## STATED TASK
Your task is to repeat the records exactly from the line containing "Output a JSON" onward, through the final line.

[Dataset records]
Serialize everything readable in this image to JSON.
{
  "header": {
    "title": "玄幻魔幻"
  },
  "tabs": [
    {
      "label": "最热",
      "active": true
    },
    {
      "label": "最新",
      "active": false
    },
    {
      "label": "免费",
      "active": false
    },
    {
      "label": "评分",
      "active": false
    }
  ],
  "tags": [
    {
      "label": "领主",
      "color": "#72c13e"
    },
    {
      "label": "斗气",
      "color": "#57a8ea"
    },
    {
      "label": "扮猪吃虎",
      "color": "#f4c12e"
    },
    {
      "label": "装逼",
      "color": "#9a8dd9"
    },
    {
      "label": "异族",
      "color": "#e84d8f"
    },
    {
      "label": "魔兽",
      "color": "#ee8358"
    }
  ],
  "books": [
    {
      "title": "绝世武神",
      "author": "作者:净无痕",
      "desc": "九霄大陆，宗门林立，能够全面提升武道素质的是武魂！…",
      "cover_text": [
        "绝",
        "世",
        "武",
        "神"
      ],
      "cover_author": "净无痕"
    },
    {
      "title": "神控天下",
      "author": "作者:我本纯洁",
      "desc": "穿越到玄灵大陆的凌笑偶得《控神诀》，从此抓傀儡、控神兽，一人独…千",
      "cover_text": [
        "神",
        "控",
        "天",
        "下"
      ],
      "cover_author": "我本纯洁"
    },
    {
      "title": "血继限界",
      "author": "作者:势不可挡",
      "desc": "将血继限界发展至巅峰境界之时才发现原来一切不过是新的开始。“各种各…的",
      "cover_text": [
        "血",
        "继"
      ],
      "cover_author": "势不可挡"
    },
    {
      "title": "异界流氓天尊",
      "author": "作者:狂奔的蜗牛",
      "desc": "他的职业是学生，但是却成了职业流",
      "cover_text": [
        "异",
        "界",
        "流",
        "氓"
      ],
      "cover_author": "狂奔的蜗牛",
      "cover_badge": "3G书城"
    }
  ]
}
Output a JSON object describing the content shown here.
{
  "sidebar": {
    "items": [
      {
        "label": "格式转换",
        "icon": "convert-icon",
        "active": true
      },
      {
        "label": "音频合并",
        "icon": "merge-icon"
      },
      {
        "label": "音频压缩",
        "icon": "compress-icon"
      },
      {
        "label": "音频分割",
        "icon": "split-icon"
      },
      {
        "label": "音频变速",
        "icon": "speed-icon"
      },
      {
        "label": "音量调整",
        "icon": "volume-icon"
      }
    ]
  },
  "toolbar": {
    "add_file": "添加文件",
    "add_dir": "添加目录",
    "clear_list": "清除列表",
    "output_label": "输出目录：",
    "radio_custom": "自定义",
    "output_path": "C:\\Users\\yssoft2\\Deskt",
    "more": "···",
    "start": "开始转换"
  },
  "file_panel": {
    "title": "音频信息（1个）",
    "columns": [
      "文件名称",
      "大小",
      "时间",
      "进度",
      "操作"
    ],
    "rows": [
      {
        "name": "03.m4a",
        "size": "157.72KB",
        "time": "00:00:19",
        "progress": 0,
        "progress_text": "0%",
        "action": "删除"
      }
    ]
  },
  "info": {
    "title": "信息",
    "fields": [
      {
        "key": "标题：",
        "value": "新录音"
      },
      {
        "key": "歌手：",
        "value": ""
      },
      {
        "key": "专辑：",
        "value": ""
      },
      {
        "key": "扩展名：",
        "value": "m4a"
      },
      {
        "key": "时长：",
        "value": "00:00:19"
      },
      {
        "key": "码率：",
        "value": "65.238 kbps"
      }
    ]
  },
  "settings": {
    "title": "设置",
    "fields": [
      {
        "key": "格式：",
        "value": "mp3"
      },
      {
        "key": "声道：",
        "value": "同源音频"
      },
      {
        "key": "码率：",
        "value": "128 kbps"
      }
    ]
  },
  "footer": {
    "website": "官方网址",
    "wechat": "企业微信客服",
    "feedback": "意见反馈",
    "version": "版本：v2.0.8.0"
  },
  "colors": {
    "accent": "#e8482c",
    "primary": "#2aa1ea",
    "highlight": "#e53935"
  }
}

## EXERCISE OUTPUT
Output a JSON object describing the content shown here.
{
  "sidebar": {
    "items": [
      {
        "label": "格式转换",
        "icon": "convert-icon",
        "active": true
      },
      {
        "label": "音频合并",
        "icon": "merge-icon"
      },
      {
        "label": "音频压缩",
        "icon": "compress-icon"
      },
      {
        "label": "音频分割",
        "icon": "split-icon"
      },
      {
        "label": "音频变速",
        "icon": "speed-icon"
      },
      {
        "label": "音量调整",
        "icon": "volume-icon"
      }
    ]
  },
  "toolbar": {
    "add_file": "添加文件",
    "add_dir": "添加目录",
    "clear_list": "清除列表",
    "output_label": "输出目录：",
    "radio_custom": "自定义",
    "output_path": "C:\\Users\\yssoft2\\Deskt",
    "more": "···",
    "start": "开始转换"
  },
  "file_panel": {
    "title": "音频信息（1个）",
    "columns": [
      "文件名称",
      "大小",
      "时间",
      "进度",
      "操作"
    ],
    "rows": [
      {
        "name": "03.m4a",
        "size": "157.72KB",
        "time": "00:00:19",
        "progress": 0,
        "progress_text": "0%",
        "action": "删除"
      }
    ]
  },
  "info": {
    "title": "信息",
    "fields": [
      {
        "key": "标题：",
        "value": "新录音"
      },
      {
        "key": "歌手：",
        "value": ""
      },
      {
        "key": "专辑：",
        "value": ""
      },
      {
        "key": "扩展名：",
        "value": "m4a"
      },
      {
        "key": "时长：",
        "value": "00:00:19"
      },
      {
        "key": "码率：",
        "value": "65.238 kbps"
      }
    ]
  },
  "settings": {
    "title": "设置",
    "fields": [
      {
        "key": "格式：",
        "value": "mp3"
      },
      {
        "key": "声道：",
        "value": "同源音频"
      },
      {
        "key": "码率：",
        "value": "128 kbps"
      }
    ]
  },
  "footer": {
    "website": "官方网址",
    "wechat": "企业微信客服",
    "feedback": "意见反馈",
    "version": "版本：v2.0.8.0"
  },
  "colors": {
    "accent": "#e8482c",
    "primary": "#2aa1ea",
    "highlight": "#e53935"
  }
}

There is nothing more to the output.